• What the task asks: Scan the data beneath this task and copy each line that includes "proc".

#### Records for this task

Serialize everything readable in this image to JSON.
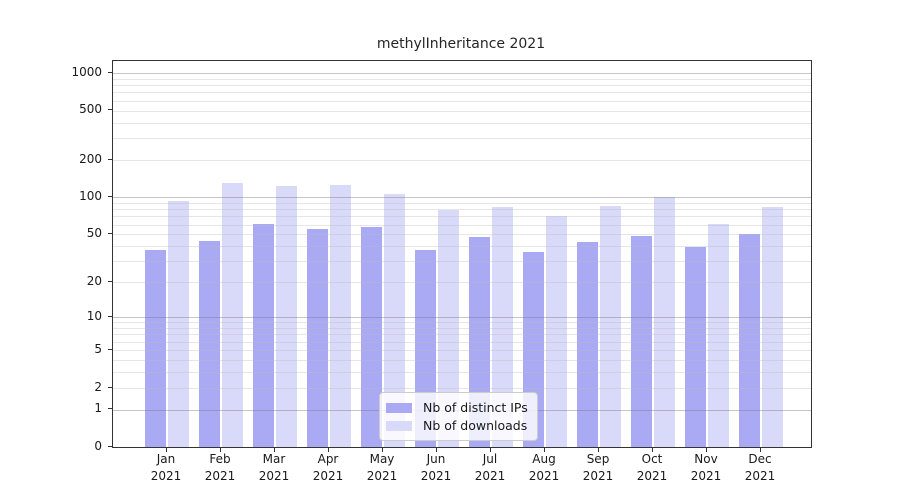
{
  "title": "methylInheritance 2021",
  "chart_data": {
    "type": "bar",
    "title": "methylInheritance 2021",
    "year": "2021",
    "categories": [
      "Jan",
      "Feb",
      "Mar",
      "Apr",
      "May",
      "Jun",
      "Jul",
      "Aug",
      "Sep",
      "Oct",
      "Nov",
      "Dec"
    ],
    "series": [
      {
        "name": "Nb of distinct IPs",
        "color": "#a9a9f4",
        "values": [
          37,
          44,
          60,
          55,
          57,
          37,
          47,
          36,
          43,
          48,
          39,
          50
        ]
      },
      {
        "name": "Nb of downloads",
        "color": "#d9d9f9",
        "values": [
          93,
          131,
          122,
          126,
          107,
          78,
          83,
          70,
          85,
          100,
          60,
          83
        ]
      }
    ],
    "yscale": "log1p",
    "y_ticks": [
      0,
      1,
      2,
      5,
      10,
      20,
      50,
      100,
      200,
      500,
      1000
    ],
    "ylim": [
      0,
      1070
    ],
    "grid": "horizontal",
    "legend_position": "bottom-center",
    "colors": {
      "spine": "#333333",
      "major_grid": "#b5b5b5",
      "minor_grid": "#e2e2e2",
      "background": "#ffffff"
    }
  }
}
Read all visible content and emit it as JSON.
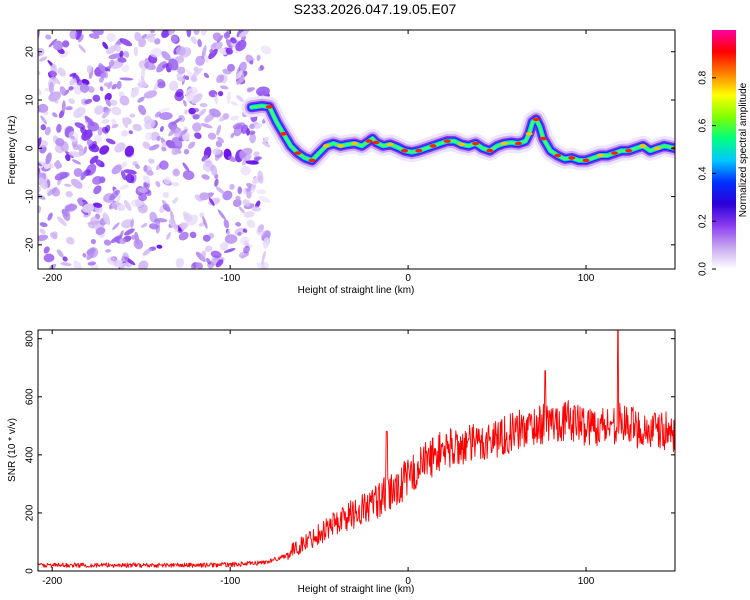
{
  "title": "S233.2026.047.19.05.E07",
  "chart_data": [
    {
      "type": "heatmap",
      "xlabel": "Height of straight line (km)",
      "ylabel": "Frequency (Hz)",
      "xlim": [
        -208,
        150
      ],
      "ylim": [
        -25,
        24.5
      ],
      "xticks": [
        -200,
        -100,
        0,
        100
      ],
      "yticks": [
        -20,
        -10,
        0,
        10,
        20
      ],
      "noise_region_x": [
        -208,
        -88
      ],
      "ridge": {
        "x": [
          -88,
          -82,
          -78,
          -74,
          -70,
          -66,
          -62,
          -58,
          -54,
          -50,
          -46,
          -42,
          -38,
          -34,
          -30,
          -26,
          -22,
          -20,
          -18,
          -14,
          -10,
          -6,
          -2,
          2,
          6,
          10,
          14,
          18,
          22,
          26,
          30,
          34,
          38,
          42,
          46,
          50,
          54,
          58,
          62,
          66,
          68,
          70,
          72,
          74,
          76,
          80,
          84,
          88,
          92,
          96,
          100,
          104,
          108,
          112,
          116,
          120,
          124,
          128,
          132,
          136,
          140,
          144,
          150
        ],
        "y": [
          8.5,
          8.8,
          8.6,
          5.5,
          3.0,
          0.5,
          -1.0,
          -2.0,
          -2.5,
          -1.0,
          0.5,
          1.0,
          0.5,
          0.8,
          1.0,
          0.5,
          1.5,
          2.0,
          1.2,
          0.5,
          0.8,
          0.2,
          -0.5,
          -0.8,
          -0.5,
          0.0,
          0.5,
          1.0,
          1.5,
          1.5,
          0.8,
          0.5,
          1.0,
          0.0,
          -0.5,
          0.5,
          1.0,
          1.2,
          1.0,
          1.5,
          3.0,
          5.5,
          6.0,
          4.5,
          2.0,
          -0.5,
          -1.5,
          -2.2,
          -2.0,
          -2.5,
          -2.5,
          -2.0,
          -1.5,
          -1.5,
          -1.0,
          -0.5,
          -0.5,
          0.0,
          0.5,
          -0.5,
          0.0,
          0.5,
          0.0
        ]
      }
    },
    {
      "type": "colorbar",
      "label": "Normalized spectral amplitude",
      "range": [
        0,
        1
      ],
      "ticks": [
        "0.0",
        "0.2",
        "0.4",
        "0.6",
        "0.8"
      ],
      "colors": [
        "#ffffff",
        "#c8a8f0",
        "#8a3cf0",
        "#2a00d8",
        "#0030ff",
        "#00c8ff",
        "#00ff80",
        "#80ff00",
        "#ffff00",
        "#ff8000",
        "#ff0000",
        "#ff00a0"
      ]
    },
    {
      "type": "line",
      "xlabel": "Height of straight line (km)",
      "ylabel": "SNR (10 * v/v)",
      "xlim": [
        -208,
        150
      ],
      "ylim": [
        0,
        830
      ],
      "xticks": [
        -200,
        -100,
        0,
        100
      ],
      "yticks": [
        0,
        200,
        400,
        600,
        800
      ],
      "color": "#ff0000",
      "trend": {
        "x": [
          -208,
          -120,
          -100,
          -90,
          -80,
          -70,
          -60,
          -50,
          -40,
          -30,
          -20,
          -10,
          0,
          10,
          20,
          30,
          40,
          50,
          60,
          70,
          80,
          90,
          100,
          110,
          120,
          130,
          140,
          150
        ],
        "y": [
          20,
          20,
          22,
          25,
          30,
          50,
          90,
          130,
          170,
          200,
          230,
          270,
          320,
          380,
          420,
          430,
          440,
          460,
          480,
          500,
          510,
          520,
          500,
          500,
          510,
          490,
          480,
          480
        ]
      },
      "spikes": [
        {
          "x": -12,
          "y": 480
        },
        {
          "x": 77,
          "y": 690
        },
        {
          "x": 118,
          "y": 830
        }
      ]
    }
  ]
}
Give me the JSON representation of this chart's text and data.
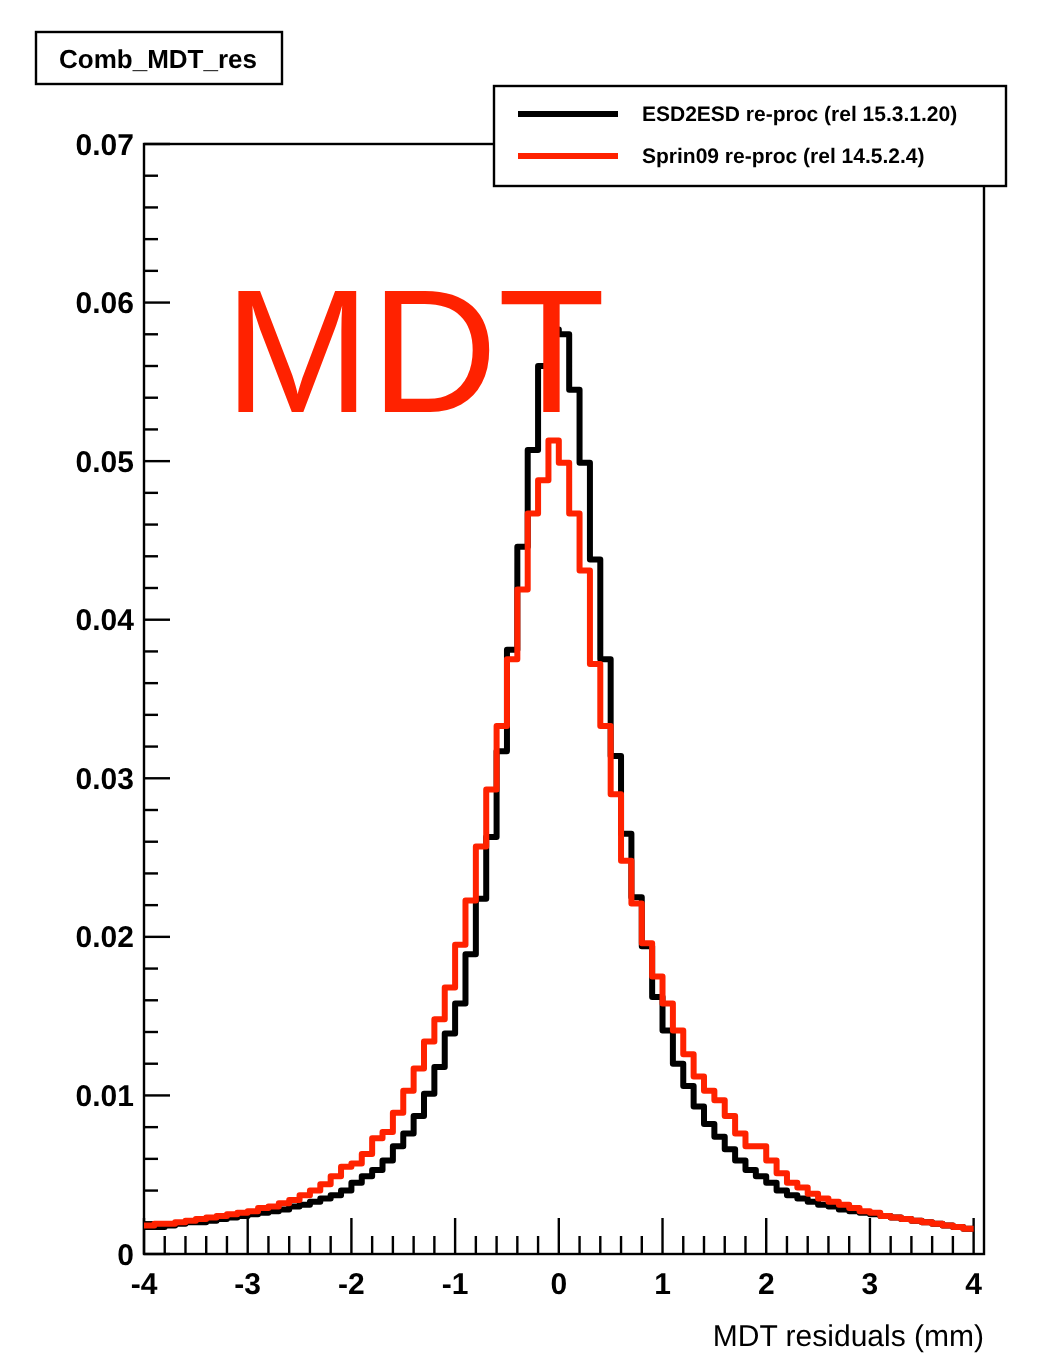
{
  "chart_data": {
    "type": "histogram",
    "title": "Comb_MDT_res",
    "xlabel": "MDT residuals (mm)",
    "annotations": [
      "MDT"
    ],
    "bins": [
      -4,
      -3.9,
      -3.8,
      -3.7,
      -3.6,
      -3.5,
      -3.4,
      -3.3,
      -3.2,
      -3.1,
      -3,
      -2.9,
      -2.8,
      -2.7,
      -2.6,
      -2.5,
      -2.4,
      -2.3,
      -2.2,
      -2.1,
      -2,
      -1.9,
      -1.8,
      -1.7,
      -1.6,
      -1.5,
      -1.4,
      -1.3,
      -1.2,
      -1.1,
      -1,
      -0.9,
      -0.8,
      -0.7,
      -0.6,
      -0.5,
      -0.4,
      -0.3,
      -0.2,
      -0.1,
      0,
      0.1,
      0.2,
      0.3,
      0.4,
      0.5,
      0.6,
      0.7,
      0.8,
      0.9,
      1,
      1.1,
      1.2,
      1.3,
      1.4,
      1.5,
      1.6,
      1.7,
      1.8,
      1.9,
      2,
      2.1,
      2.2,
      2.3,
      2.4,
      2.5,
      2.6,
      2.7,
      2.8,
      2.9,
      3,
      3.1,
      3.2,
      3.3,
      3.4,
      3.5,
      3.6,
      3.7,
      3.8,
      3.9,
      4
    ],
    "series": [
      {
        "name": "ESD2ESD re-proc (rel 15.3.1.20)",
        "color": "#000000",
        "values": [
          0.0017,
          0.0017,
          0.0018,
          0.0019,
          0.002,
          0.002,
          0.0021,
          0.0022,
          0.0023,
          0.0024,
          0.0025,
          0.0026,
          0.0027,
          0.0028,
          0.003,
          0.0031,
          0.0033,
          0.0035,
          0.0037,
          0.004,
          0.0045,
          0.0049,
          0.0053,
          0.0059,
          0.0068,
          0.0076,
          0.0087,
          0.0101,
          0.0118,
          0.0139,
          0.0158,
          0.0189,
          0.0224,
          0.0263,
          0.0317,
          0.0381,
          0.0446,
          0.0507,
          0.056,
          0.0583,
          0.058,
          0.0545,
          0.0499,
          0.0438,
          0.0375,
          0.0314,
          0.0265,
          0.0225,
          0.0194,
          0.0162,
          0.0141,
          0.012,
          0.0106,
          0.0093,
          0.0082,
          0.0074,
          0.0066,
          0.0059,
          0.0053,
          0.0049,
          0.0045,
          0.004,
          0.0037,
          0.0035,
          0.0033,
          0.0031,
          0.003,
          0.0028,
          0.0027,
          0.0026,
          0.0025,
          0.0024,
          0.0023,
          0.0022,
          0.0021,
          0.002,
          0.0019,
          0.0018,
          0.0017,
          0.0016
        ]
      },
      {
        "name": "Sprin09 re-proc (rel 14.5.2.4)",
        "color": "#ff2200",
        "values": [
          0.0018,
          0.0019,
          0.0019,
          0.002,
          0.0021,
          0.0022,
          0.0023,
          0.0024,
          0.0025,
          0.0026,
          0.0027,
          0.0029,
          0.003,
          0.0032,
          0.0034,
          0.0037,
          0.004,
          0.0044,
          0.0049,
          0.0055,
          0.0057,
          0.0063,
          0.0073,
          0.0077,
          0.0089,
          0.0103,
          0.0117,
          0.0134,
          0.0148,
          0.0168,
          0.0195,
          0.0223,
          0.0257,
          0.0293,
          0.0333,
          0.0375,
          0.0419,
          0.0467,
          0.0488,
          0.0513,
          0.0499,
          0.0467,
          0.0431,
          0.0372,
          0.0333,
          0.029,
          0.0248,
          0.0221,
          0.0196,
          0.0175,
          0.0158,
          0.0141,
          0.0126,
          0.0112,
          0.0103,
          0.0097,
          0.0087,
          0.0076,
          0.0068,
          0.0068,
          0.0059,
          0.0051,
          0.0045,
          0.0042,
          0.0038,
          0.0035,
          0.0033,
          0.0031,
          0.0029,
          0.0027,
          0.0026,
          0.0024,
          0.0023,
          0.0022,
          0.0021,
          0.002,
          0.0019,
          0.0018,
          0.0017,
          0.0016
        ]
      }
    ],
    "xlim": [
      -4,
      4.1
    ],
    "ylim": [
      0,
      0.07
    ],
    "xticks": [
      -4,
      {
        "value": -3.8,
        "label": null
      },
      {
        "value": -3.6,
        "label": null
      },
      {
        "value": -3.4,
        "label": null
      },
      {
        "value": -3.2,
        "label": null
      },
      -3,
      {
        "value": -2.8,
        "label": null
      },
      {
        "value": -2.6,
        "label": null
      },
      {
        "value": -2.4,
        "label": null
      },
      {
        "value": -2.2,
        "label": null
      },
      -2,
      {
        "value": -1.8,
        "label": null
      },
      {
        "value": -1.6,
        "label": null
      },
      {
        "value": -1.4,
        "label": null
      },
      {
        "value": -1.2,
        "label": null
      },
      -1,
      {
        "value": -0.8,
        "label": null
      },
      {
        "value": -0.6,
        "label": null
      },
      {
        "value": -0.4,
        "label": null
      },
      {
        "value": -0.2,
        "label": null
      },
      0,
      {
        "value": 0.2,
        "label": null
      },
      {
        "value": 0.4,
        "label": null
      },
      {
        "value": 0.6,
        "label": null
      },
      {
        "value": 0.8,
        "label": null
      },
      1,
      {
        "value": 1.2,
        "label": null
      },
      {
        "value": 1.4,
        "label": null
      },
      {
        "value": 1.6,
        "label": null
      },
      {
        "value": 1.8,
        "label": null
      },
      2,
      {
        "value": 2.2,
        "label": null
      },
      {
        "value": 2.4,
        "label": null
      },
      {
        "value": 2.6,
        "label": null
      },
      {
        "value": 2.8,
        "label": null
      },
      3,
      {
        "value": 3.2,
        "label": null
      },
      {
        "value": 3.4,
        "label": null
      },
      {
        "value": 3.6,
        "label": null
      },
      {
        "value": 3.8,
        "label": null
      },
      4
    ],
    "yticks": [
      0,
      {
        "value": 0.002,
        "label": null
      },
      {
        "value": 0.004,
        "label": null
      },
      {
        "value": 0.006,
        "label": null
      },
      {
        "value": 0.008,
        "label": null
      },
      0.01,
      {
        "value": 0.012,
        "label": null
      },
      {
        "value": 0.014,
        "label": null
      },
      {
        "value": 0.016,
        "label": null
      },
      {
        "value": 0.018,
        "label": null
      },
      0.02,
      {
        "value": 0.022,
        "label": null
      },
      {
        "value": 0.024,
        "label": null
      },
      {
        "value": 0.026,
        "label": null
      },
      {
        "value": 0.028,
        "label": null
      },
      0.03,
      {
        "value": 0.032,
        "label": null
      },
      {
        "value": 0.034,
        "label": null
      },
      {
        "value": 0.036,
        "label": null
      },
      {
        "value": 0.038,
        "label": null
      },
      0.04,
      {
        "value": 0.042,
        "label": null
      },
      {
        "value": 0.044,
        "label": null
      },
      {
        "value": 0.046,
        "label": null
      },
      {
        "value": 0.048,
        "label": null
      },
      0.05,
      {
        "value": 0.052,
        "label": null
      },
      {
        "value": 0.054,
        "label": null
      },
      {
        "value": 0.056,
        "label": null
      },
      {
        "value": 0.058,
        "label": null
      },
      0.06,
      {
        "value": 0.062,
        "label": null
      },
      {
        "value": 0.064,
        "label": null
      },
      {
        "value": 0.066,
        "label": null
      },
      {
        "value": 0.068,
        "label": null
      },
      0.07
    ],
    "legend": "top right",
    "grid": false
  }
}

########

• Output of the exercise:
        "name": "ESD2ESD re-proc (rel 15.3.1.20)",
        "name": "Sprin09 re-proc (rel 14.5.2.4)",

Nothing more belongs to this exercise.